Ein 20-jähriger Deutsch-Iraner soll als Kopf einer sadistischen Online-Gruppe ein Kind in den Tod getrieben haben. Doch das ist nur die Spitze des Eisbergs. Spuren führen in die Schattenwelten des Internets – und zu satanischen Zirkeln, die wir in COMPACT-Spezial „Satan, Pop und Hollywood“ beleuchten. Hier mehr erfahren.
Es ist ein Fall, der einen fassungslos macht: Der 20-jährige Deutsch-Iraner Shahriar J. aus Hamburg sitzt seit Mittwoch in Untersuchungshaft, weil ihm unter anderem vorgeworfen wird, einen 13-jährigen Jungen aus den USA in einem Live-Chat in den Selbstmord getrieben zu haben. Einen weiteren Versuch in dieser Richtung soll es bei einem 15-jährigen Mädchen aus Kanada gegeben haben.
Doch das ist nur die Spitze des Eisbergs: Unter dem Pseudonym „White Tiger“ soll Shahriar J., der sowohl die deutsche wie auch die iranische Staatsbürgerschaft besitzt, als Hauptakteur einer sadistischen Gruppe namens 764 im Internet aufgetreten sein. „Mehr als 100 Taten werden dem Deutsch-Iraner vorgeworfen. Dabei geht es um 39 Fälle gefährlicher Körperverletzung, 20 Fälle des teils schweren sexuellen Missbrauchs sowie 42 Taten des Besitzes kinderpornografischer Daten und um mehr als 13.000 Dateien“, berichtet die Bild-Zeitung unter Berufung auf Ermittlerkreise.
Doch was steckt hinter diesem Fall, der die Grenzen des Vorstellbaren sprengt und über den Hamburgs Polizeipräsident Falk Schnabel sagt: „Dieses Verfahren zeigt uns Abgründe unfassbarer sexueller Gewalt. Das Maß an Verrohung ist schwer auszuhalten“?

**Aufgabenziel A**: Wie lautet der Satz „Das Maß an Verrohung ist schwer auszuhalten.“ aus dem vorliegenden Text auf Englisch?
**Aufgabenziel B**: Stimmen diese Aussagen mit dem vorliegenden Text überein? Antworte jeweils mit Ja oder Nein und zitiere die entscheidenden Worte wörtlich. (i) Shahriar J. befindet sich seit Mittwoch in Untersuchungshaft. (ii) Shahriar J. besitzt ausschließlich die iranische Staatsbürgerschaft. (iii) Die Gruppe, in der er aufgetreten sein soll, trägt den Namen „White Tiger“.

**Datenauszug**:
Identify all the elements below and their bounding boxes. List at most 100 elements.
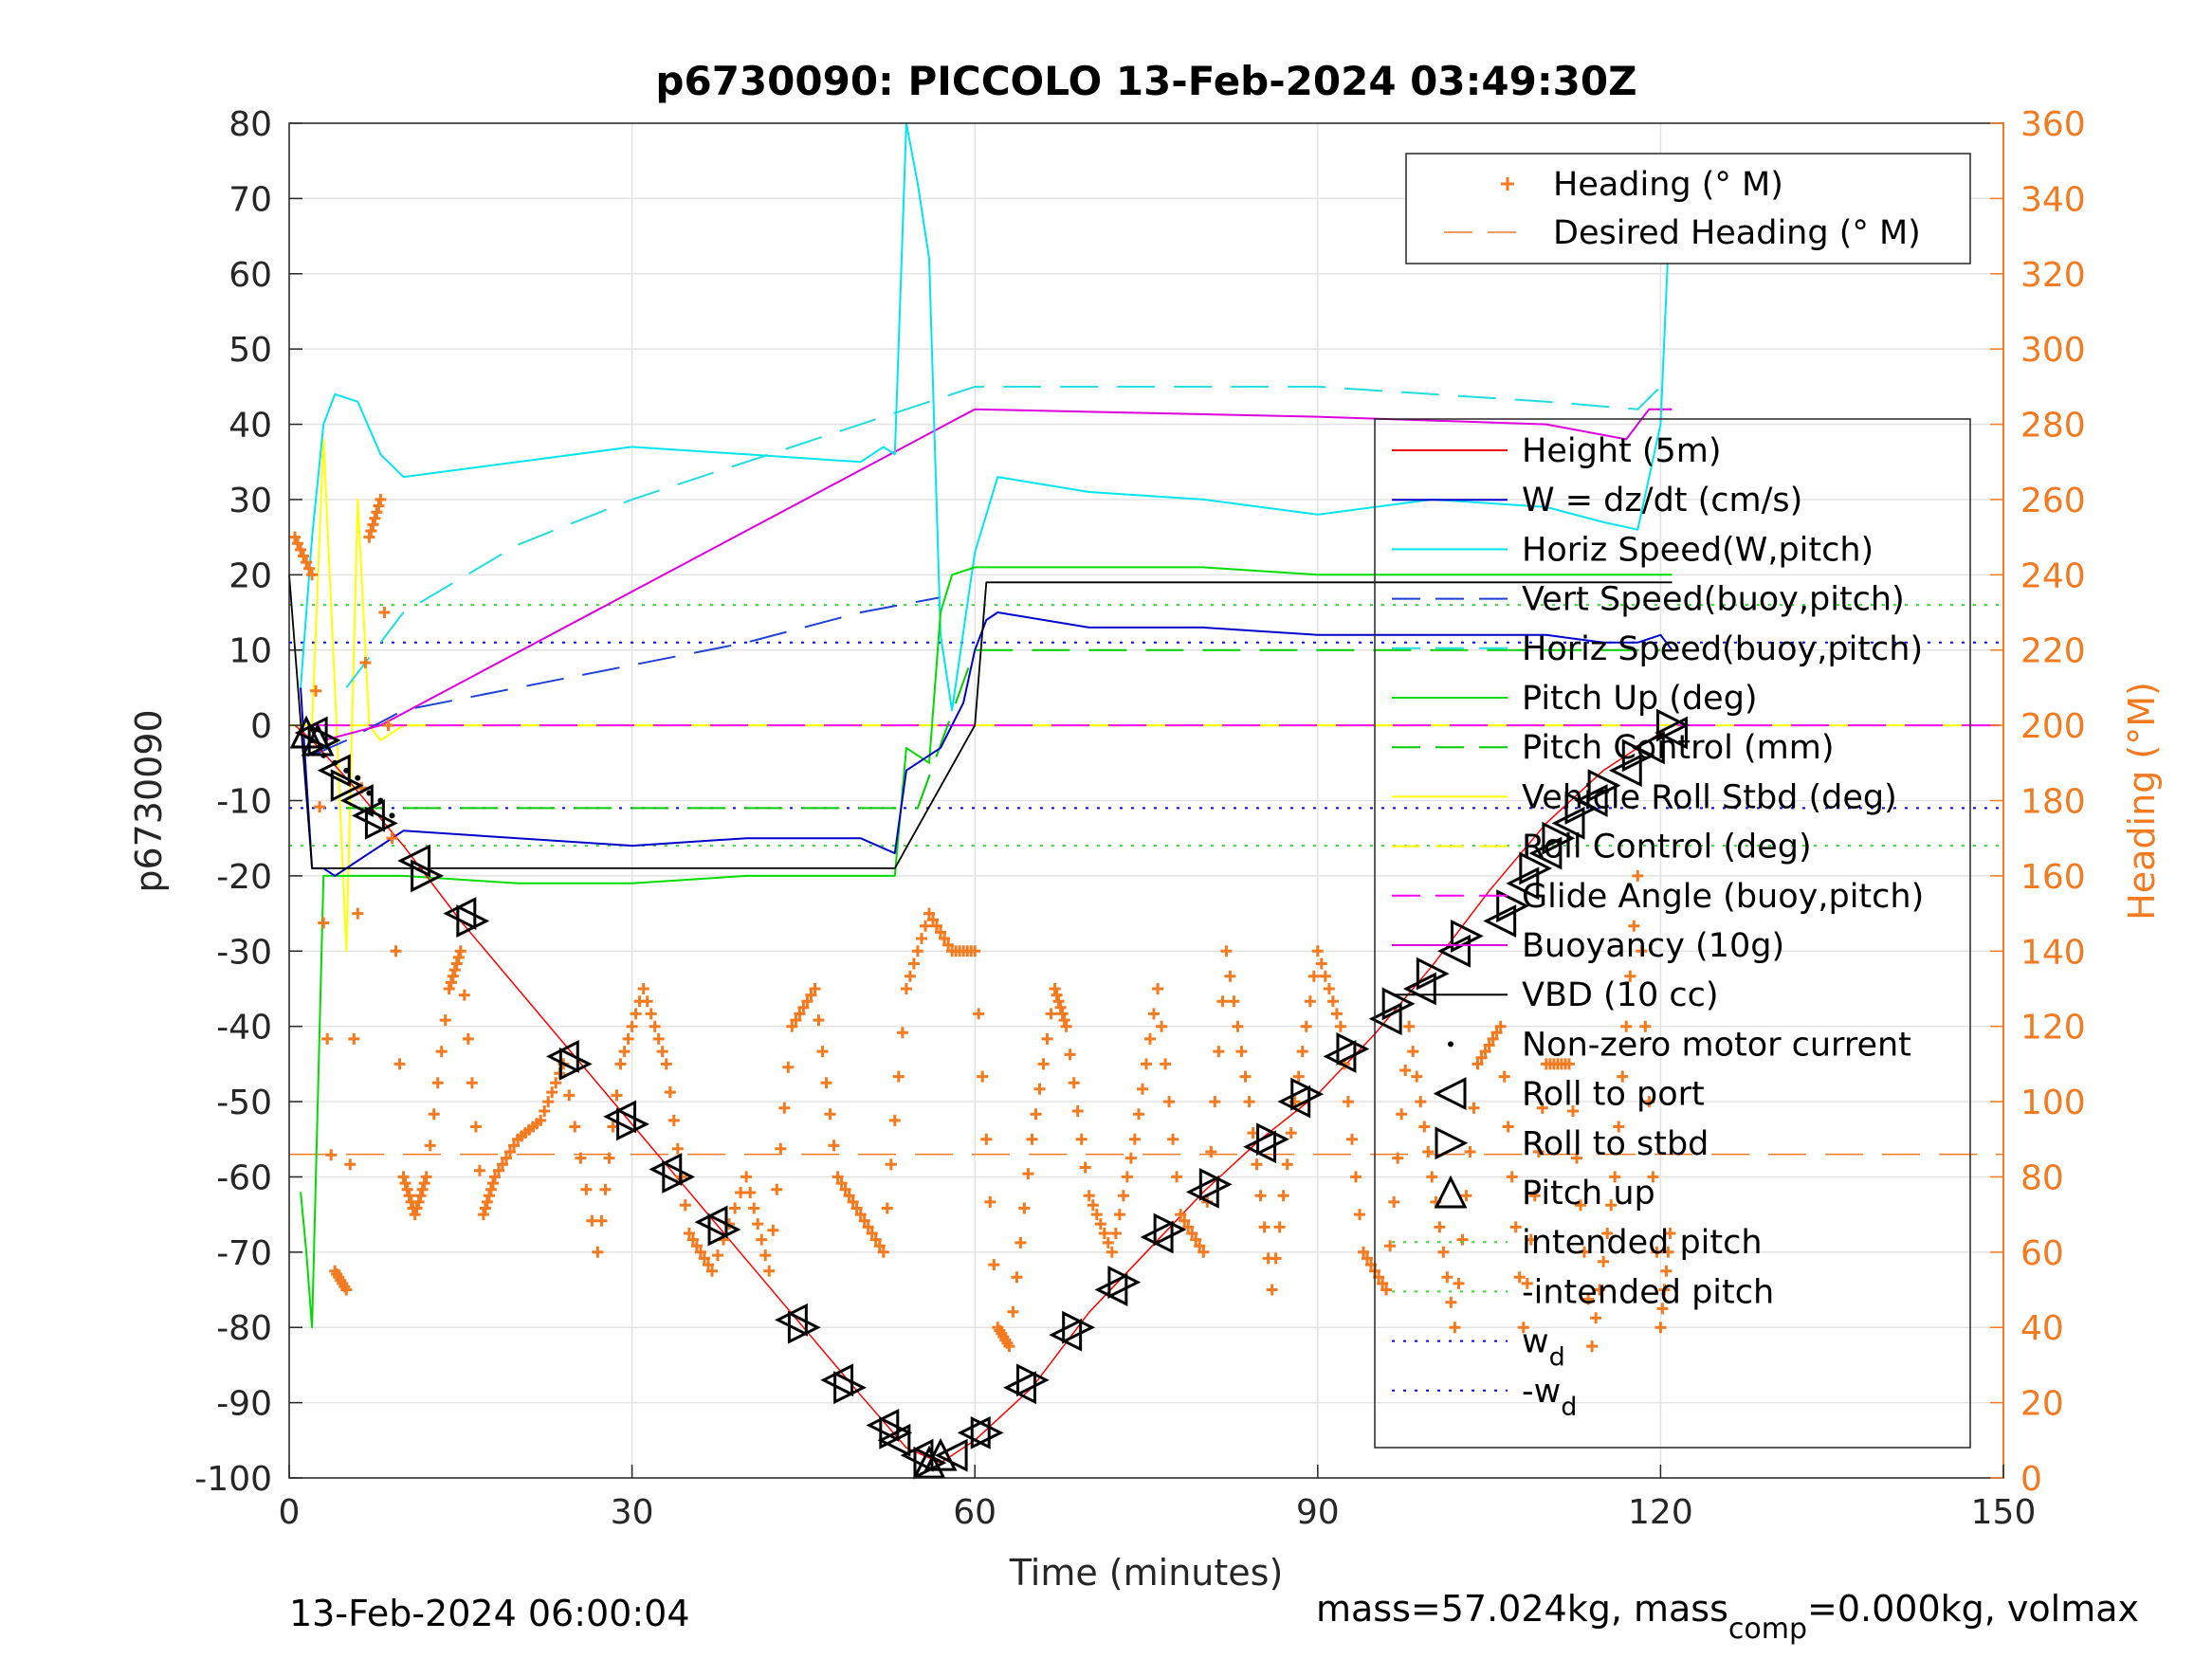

**Erwartete Ausgabe A**: The degree of brutalization is hard to bear.

**Erwartete Ausgabe B**:
(i) Ja: „sitzt seit Mittwoch in Untersuchungshaft“
(ii) Nein: „der sowohl die deutsche wie auch die iranische Staatsbürgerschaft besitzt“
(iii) Nein: „einer sadistischen Gruppe namens 764“